Exercise goal - Find the word "绍兴试点三地佣金收入" in the material below and gather every line that contains it.

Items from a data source
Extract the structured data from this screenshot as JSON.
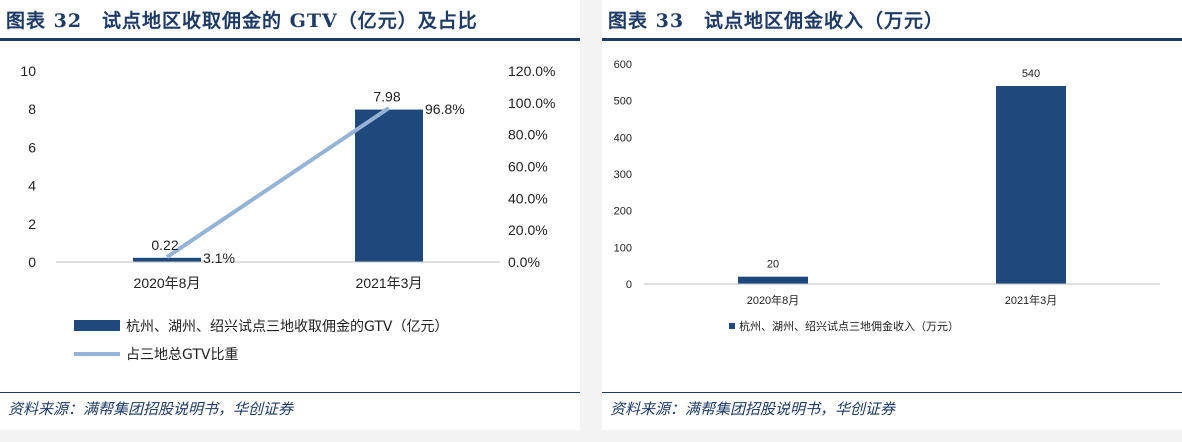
{
  "left": {
    "title": "图表 32　试点地区收取佣金的 GTV（亿元）及占比",
    "source": "资料来源：满帮集团招股说明书，华创证券",
    "legend": [
      "杭州、湖州、绍兴试点三地收取佣金的GTV（亿元）",
      "占三地总GTV比重"
    ],
    "colors": {
      "bar": "#1f497d",
      "line": "#95b3d7"
    }
  },
  "right": {
    "title": "图表 33　试点地区佣金收入（万元）",
    "source": "资料来源：满帮集团招股说明书，华创证券",
    "legend": [
      "杭州、湖州、绍兴试点三地佣金收入（万元）"
    ],
    "colors": {
      "bar": "#1f497d"
    }
  },
  "chart_data": [
    {
      "type": "bar",
      "categories": [
        "2020年8月",
        "2021年3月"
      ],
      "series": [
        {
          "name": "杭州、湖州、绍兴试点三地收取佣金的GTV（亿元）",
          "type": "bar",
          "values": [
            0.22,
            7.98
          ],
          "labels": [
            "0.22",
            "7.98"
          ],
          "axis": "left"
        },
        {
          "name": "占三地总GTV比重",
          "type": "line",
          "values": [
            3.1,
            96.8
          ],
          "labels": [
            "3.1%",
            "96.8%"
          ],
          "axis": "right"
        }
      ],
      "ylim": [
        0,
        10
      ],
      "yticks": [
        "0",
        "2",
        "4",
        "6",
        "8",
        "10"
      ],
      "y2lim": [
        0,
        120
      ],
      "y2ticks": [
        "0.0%",
        "20.0%",
        "40.0%",
        "60.0%",
        "80.0%",
        "100.0%",
        "120.0%"
      ],
      "legend": "bottom",
      "grid": false
    },
    {
      "type": "bar",
      "categories": [
        "2020年8月",
        "2021年3月"
      ],
      "series": [
        {
          "name": "杭州、湖州、绍兴试点三地佣金收入（万元）",
          "values": [
            20,
            540
          ],
          "labels": [
            "20",
            "540"
          ]
        }
      ],
      "ylim": [
        0,
        600
      ],
      "yticks": [
        "0",
        "100",
        "200",
        "300",
        "400",
        "500",
        "600"
      ],
      "legend": "bottom",
      "grid": false
    }
  ]
}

Expected answer -
      "杭州、湖州、绍兴试点三地佣金收入（万元）"
          "name": "杭州、湖州、绍兴试点三地佣金收入（万元）",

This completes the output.